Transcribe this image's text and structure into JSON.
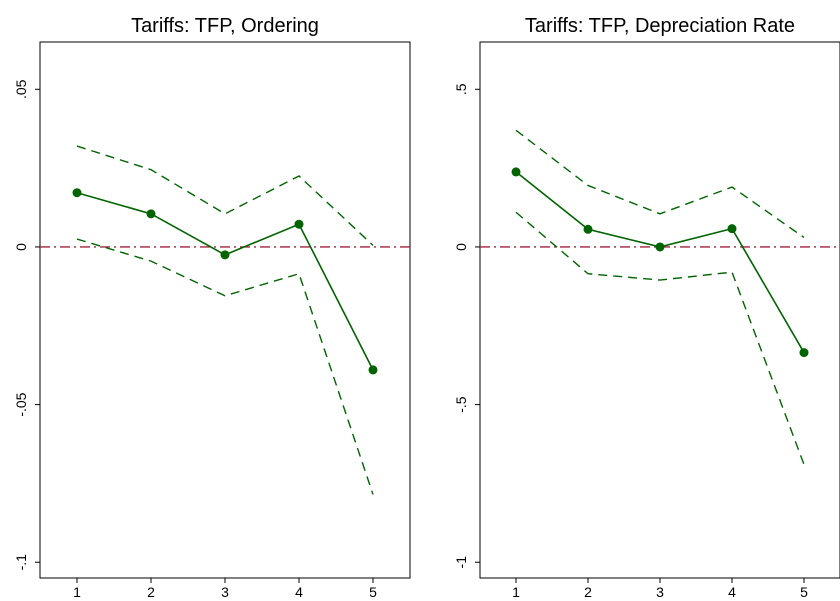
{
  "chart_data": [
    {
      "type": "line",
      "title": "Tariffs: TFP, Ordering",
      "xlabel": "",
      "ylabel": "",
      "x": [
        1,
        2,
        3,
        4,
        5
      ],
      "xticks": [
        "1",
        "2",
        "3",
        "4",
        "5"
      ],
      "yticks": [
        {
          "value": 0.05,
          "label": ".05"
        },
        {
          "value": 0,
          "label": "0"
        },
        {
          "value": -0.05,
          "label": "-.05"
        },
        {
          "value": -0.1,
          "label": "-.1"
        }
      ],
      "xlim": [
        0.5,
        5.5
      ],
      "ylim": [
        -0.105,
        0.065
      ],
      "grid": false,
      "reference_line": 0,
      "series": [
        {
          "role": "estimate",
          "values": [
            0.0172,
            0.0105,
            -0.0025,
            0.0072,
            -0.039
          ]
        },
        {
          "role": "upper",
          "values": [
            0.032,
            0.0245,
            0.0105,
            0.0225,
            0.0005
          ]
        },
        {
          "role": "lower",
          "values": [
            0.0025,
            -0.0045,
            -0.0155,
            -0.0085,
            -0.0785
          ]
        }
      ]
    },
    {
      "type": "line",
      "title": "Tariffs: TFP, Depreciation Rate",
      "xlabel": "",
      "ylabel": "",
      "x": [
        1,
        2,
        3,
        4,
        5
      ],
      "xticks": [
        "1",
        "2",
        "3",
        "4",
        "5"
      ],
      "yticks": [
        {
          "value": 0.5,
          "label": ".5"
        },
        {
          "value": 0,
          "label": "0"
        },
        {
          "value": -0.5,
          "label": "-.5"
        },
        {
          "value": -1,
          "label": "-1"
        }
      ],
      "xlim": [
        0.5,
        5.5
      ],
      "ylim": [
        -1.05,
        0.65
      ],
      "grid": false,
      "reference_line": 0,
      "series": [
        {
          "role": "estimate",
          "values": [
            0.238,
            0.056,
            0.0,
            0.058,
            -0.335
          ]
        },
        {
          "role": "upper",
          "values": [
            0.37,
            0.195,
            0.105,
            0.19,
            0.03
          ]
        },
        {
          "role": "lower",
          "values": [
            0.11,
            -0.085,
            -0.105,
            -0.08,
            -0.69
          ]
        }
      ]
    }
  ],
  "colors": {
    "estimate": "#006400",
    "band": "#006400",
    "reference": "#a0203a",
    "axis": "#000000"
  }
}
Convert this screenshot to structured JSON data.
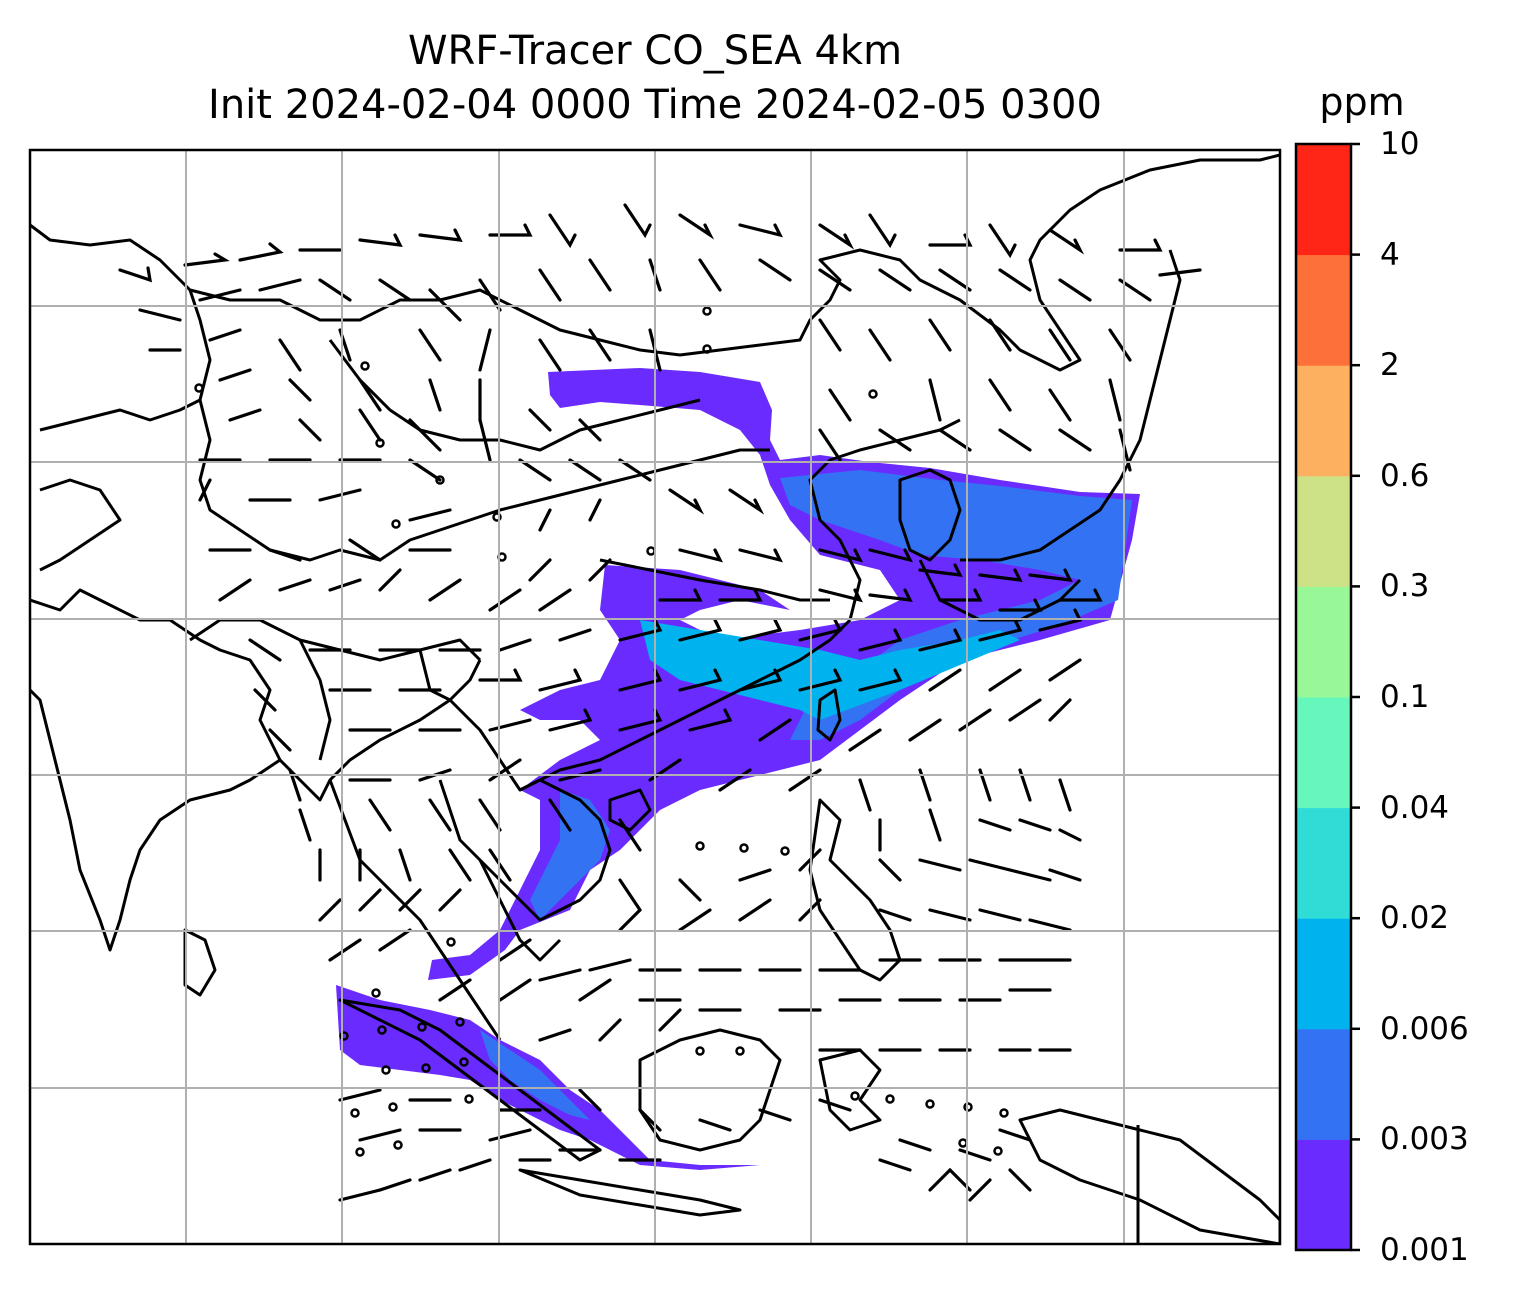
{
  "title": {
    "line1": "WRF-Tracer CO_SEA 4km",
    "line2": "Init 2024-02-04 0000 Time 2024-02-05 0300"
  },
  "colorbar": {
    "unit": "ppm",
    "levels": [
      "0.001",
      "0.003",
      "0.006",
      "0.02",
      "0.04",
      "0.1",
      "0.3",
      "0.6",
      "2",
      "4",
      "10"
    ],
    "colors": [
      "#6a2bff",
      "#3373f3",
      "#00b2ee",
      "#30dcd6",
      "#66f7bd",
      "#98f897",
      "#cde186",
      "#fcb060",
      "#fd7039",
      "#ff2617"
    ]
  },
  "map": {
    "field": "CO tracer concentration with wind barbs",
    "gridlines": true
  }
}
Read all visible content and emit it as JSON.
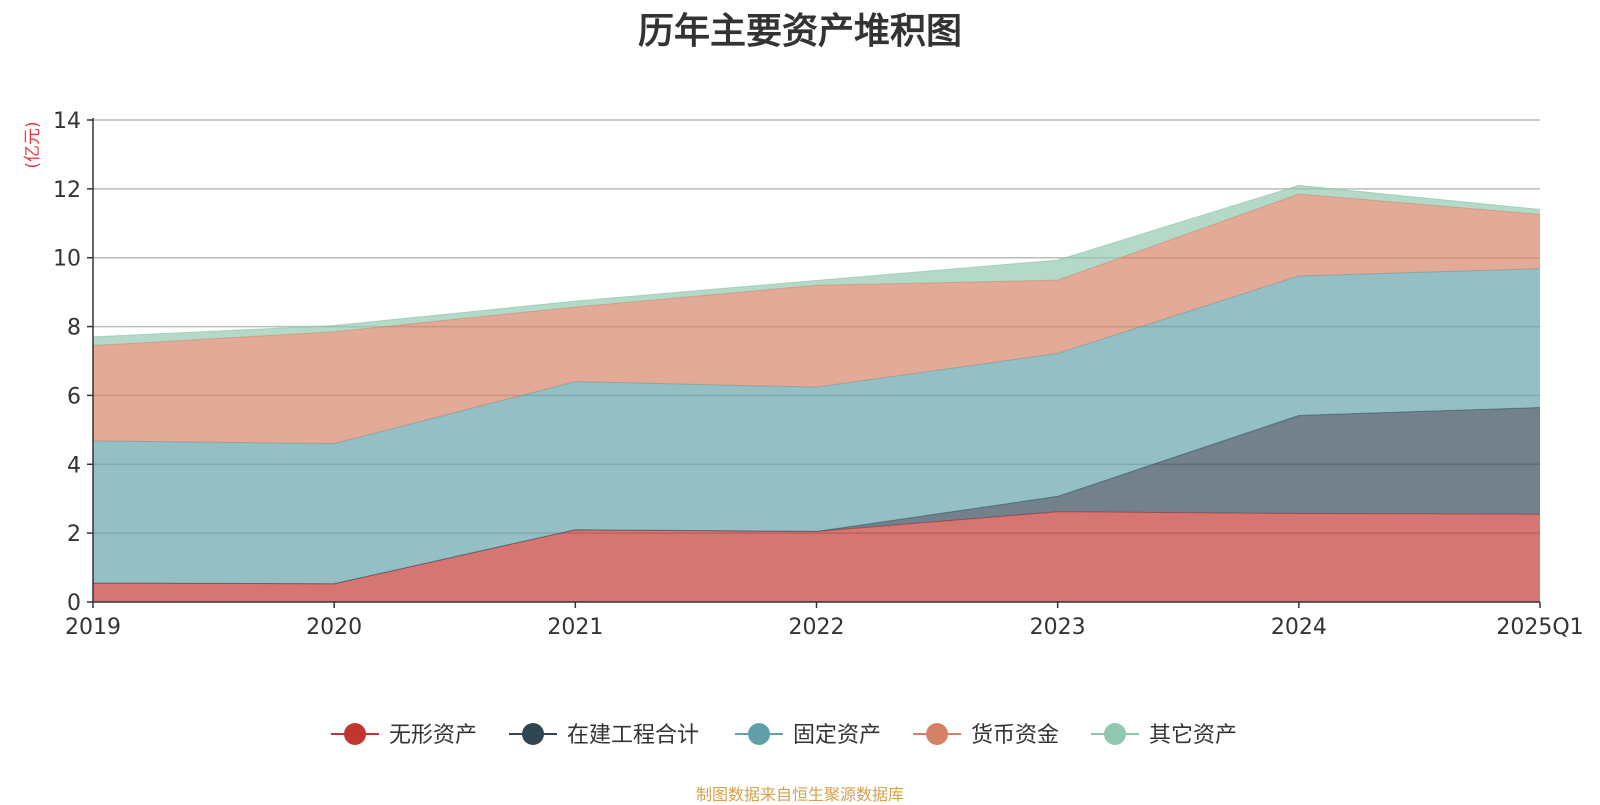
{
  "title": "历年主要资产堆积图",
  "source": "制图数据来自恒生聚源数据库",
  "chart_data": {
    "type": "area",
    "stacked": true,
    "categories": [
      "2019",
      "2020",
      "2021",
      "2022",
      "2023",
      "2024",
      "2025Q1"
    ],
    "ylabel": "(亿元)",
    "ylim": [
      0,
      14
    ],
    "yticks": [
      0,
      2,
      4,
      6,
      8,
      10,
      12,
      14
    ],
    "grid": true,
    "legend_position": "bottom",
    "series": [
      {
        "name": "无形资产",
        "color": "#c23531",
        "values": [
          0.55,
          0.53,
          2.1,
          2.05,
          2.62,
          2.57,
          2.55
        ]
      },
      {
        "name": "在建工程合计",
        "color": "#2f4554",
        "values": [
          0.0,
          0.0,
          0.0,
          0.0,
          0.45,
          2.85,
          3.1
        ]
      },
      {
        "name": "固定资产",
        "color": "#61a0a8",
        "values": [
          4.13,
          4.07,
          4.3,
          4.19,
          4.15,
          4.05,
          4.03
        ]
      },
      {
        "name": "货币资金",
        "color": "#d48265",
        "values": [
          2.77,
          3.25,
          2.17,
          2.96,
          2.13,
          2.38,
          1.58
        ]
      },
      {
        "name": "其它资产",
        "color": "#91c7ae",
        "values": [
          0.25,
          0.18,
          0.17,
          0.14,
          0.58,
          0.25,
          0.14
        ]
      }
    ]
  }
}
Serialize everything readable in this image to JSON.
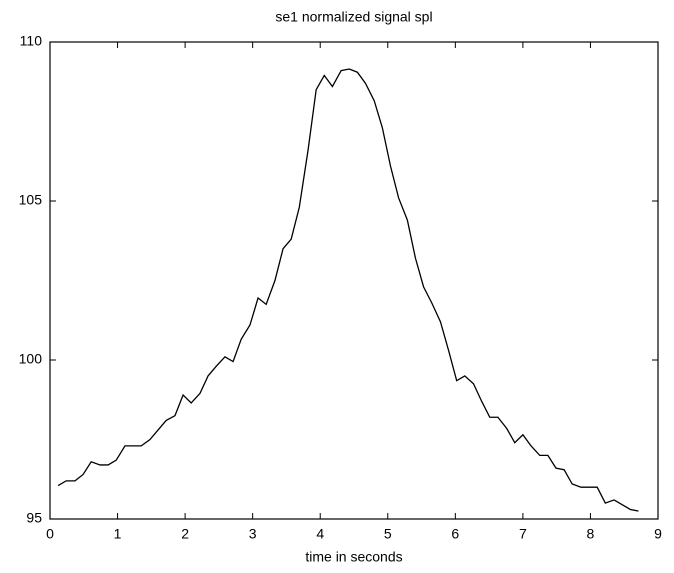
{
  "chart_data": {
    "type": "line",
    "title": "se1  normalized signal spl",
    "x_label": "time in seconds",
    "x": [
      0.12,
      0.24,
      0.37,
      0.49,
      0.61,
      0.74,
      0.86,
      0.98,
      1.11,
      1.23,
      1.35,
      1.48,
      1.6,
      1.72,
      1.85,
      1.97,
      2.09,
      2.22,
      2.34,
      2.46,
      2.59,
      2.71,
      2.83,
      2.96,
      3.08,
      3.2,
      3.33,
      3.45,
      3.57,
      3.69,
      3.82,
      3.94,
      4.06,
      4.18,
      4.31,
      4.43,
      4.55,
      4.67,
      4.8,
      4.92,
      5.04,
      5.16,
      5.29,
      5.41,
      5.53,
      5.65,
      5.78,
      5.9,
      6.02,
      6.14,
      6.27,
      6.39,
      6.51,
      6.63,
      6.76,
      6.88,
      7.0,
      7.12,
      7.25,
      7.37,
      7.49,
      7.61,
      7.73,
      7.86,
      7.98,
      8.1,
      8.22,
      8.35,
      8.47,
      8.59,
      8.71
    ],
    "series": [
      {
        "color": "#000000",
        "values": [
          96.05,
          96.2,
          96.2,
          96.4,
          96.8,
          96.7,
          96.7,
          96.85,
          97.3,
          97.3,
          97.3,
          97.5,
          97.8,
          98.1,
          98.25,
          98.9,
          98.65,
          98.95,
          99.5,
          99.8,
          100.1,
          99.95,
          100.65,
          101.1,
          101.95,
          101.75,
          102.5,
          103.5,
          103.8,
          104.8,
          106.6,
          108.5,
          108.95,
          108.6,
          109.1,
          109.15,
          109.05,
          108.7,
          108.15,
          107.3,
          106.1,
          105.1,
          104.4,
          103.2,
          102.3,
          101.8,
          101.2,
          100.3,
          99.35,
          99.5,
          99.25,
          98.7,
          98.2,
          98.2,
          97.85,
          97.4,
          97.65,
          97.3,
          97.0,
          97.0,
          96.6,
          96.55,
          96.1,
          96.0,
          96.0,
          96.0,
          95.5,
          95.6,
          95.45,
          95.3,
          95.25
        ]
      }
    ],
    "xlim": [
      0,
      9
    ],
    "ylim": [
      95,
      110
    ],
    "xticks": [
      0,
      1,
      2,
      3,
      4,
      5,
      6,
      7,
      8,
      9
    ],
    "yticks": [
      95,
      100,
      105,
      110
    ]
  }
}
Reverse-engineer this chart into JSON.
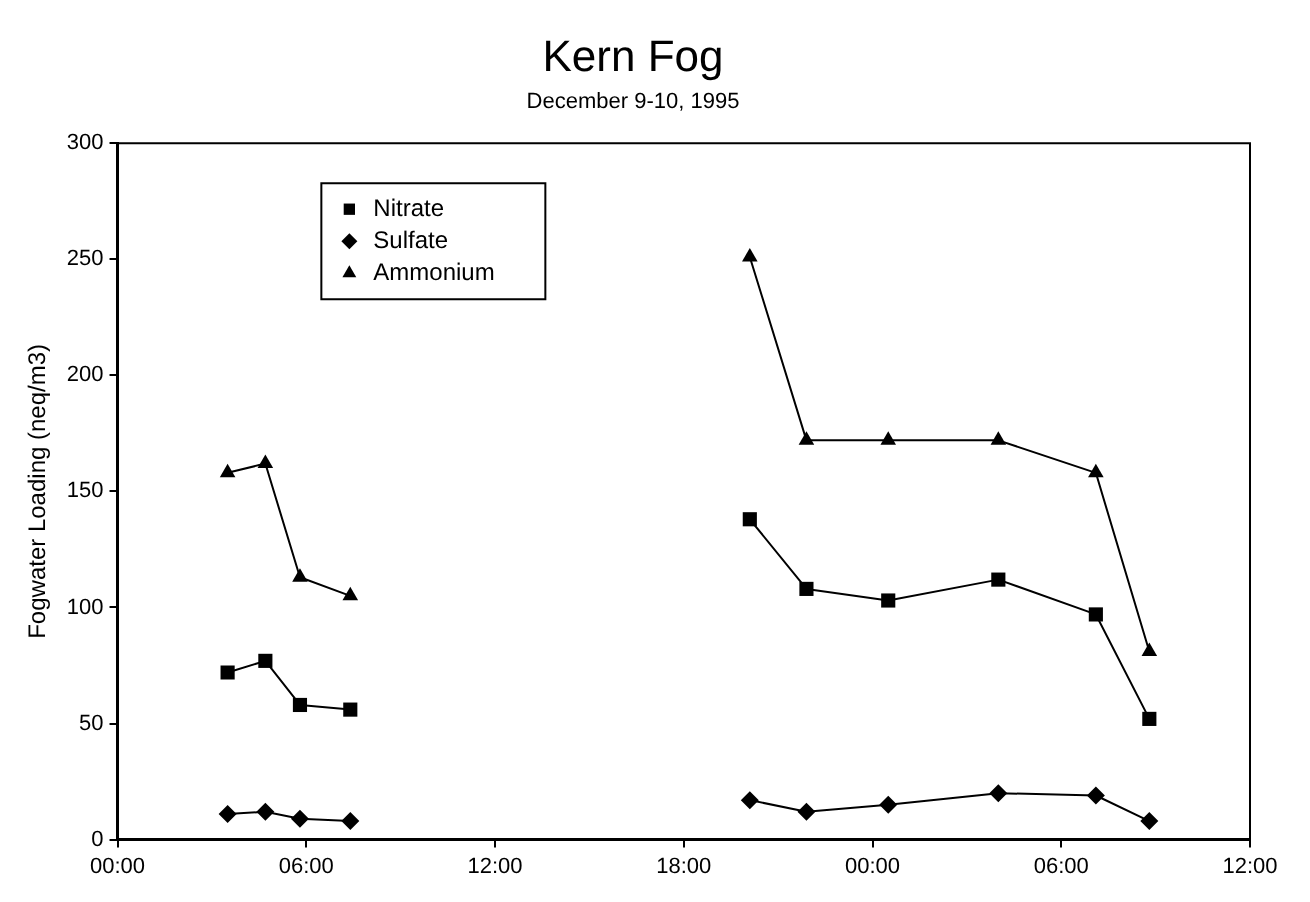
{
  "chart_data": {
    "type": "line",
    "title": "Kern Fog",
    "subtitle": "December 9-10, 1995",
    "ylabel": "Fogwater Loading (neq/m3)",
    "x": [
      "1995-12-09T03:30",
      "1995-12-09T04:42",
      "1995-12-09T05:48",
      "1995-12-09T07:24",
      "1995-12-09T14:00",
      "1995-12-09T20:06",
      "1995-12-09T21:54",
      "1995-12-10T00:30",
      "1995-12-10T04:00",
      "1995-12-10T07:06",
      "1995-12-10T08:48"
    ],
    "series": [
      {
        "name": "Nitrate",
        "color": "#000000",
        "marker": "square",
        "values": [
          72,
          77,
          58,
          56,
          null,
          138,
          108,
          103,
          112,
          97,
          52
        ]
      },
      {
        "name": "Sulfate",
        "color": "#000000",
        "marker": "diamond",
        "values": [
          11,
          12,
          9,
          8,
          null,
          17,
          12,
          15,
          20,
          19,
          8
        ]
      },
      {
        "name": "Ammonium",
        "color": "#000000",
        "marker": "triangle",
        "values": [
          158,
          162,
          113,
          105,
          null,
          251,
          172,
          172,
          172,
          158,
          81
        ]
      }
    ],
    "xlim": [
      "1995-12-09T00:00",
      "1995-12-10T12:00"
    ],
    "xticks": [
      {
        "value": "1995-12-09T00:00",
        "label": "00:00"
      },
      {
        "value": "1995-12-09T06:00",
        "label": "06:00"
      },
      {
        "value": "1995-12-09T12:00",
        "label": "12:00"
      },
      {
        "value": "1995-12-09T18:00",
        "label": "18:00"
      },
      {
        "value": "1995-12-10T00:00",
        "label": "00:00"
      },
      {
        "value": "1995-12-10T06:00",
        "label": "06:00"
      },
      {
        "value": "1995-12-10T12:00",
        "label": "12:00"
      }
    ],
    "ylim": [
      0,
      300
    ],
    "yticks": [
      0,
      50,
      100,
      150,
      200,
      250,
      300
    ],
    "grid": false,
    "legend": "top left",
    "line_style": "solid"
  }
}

····················

What you are asked to do: Copy out every line of the material above that mentions the word "true".

Solution to the exercise:
    "gridlines": true
    "stacked": true,
    "grid": true,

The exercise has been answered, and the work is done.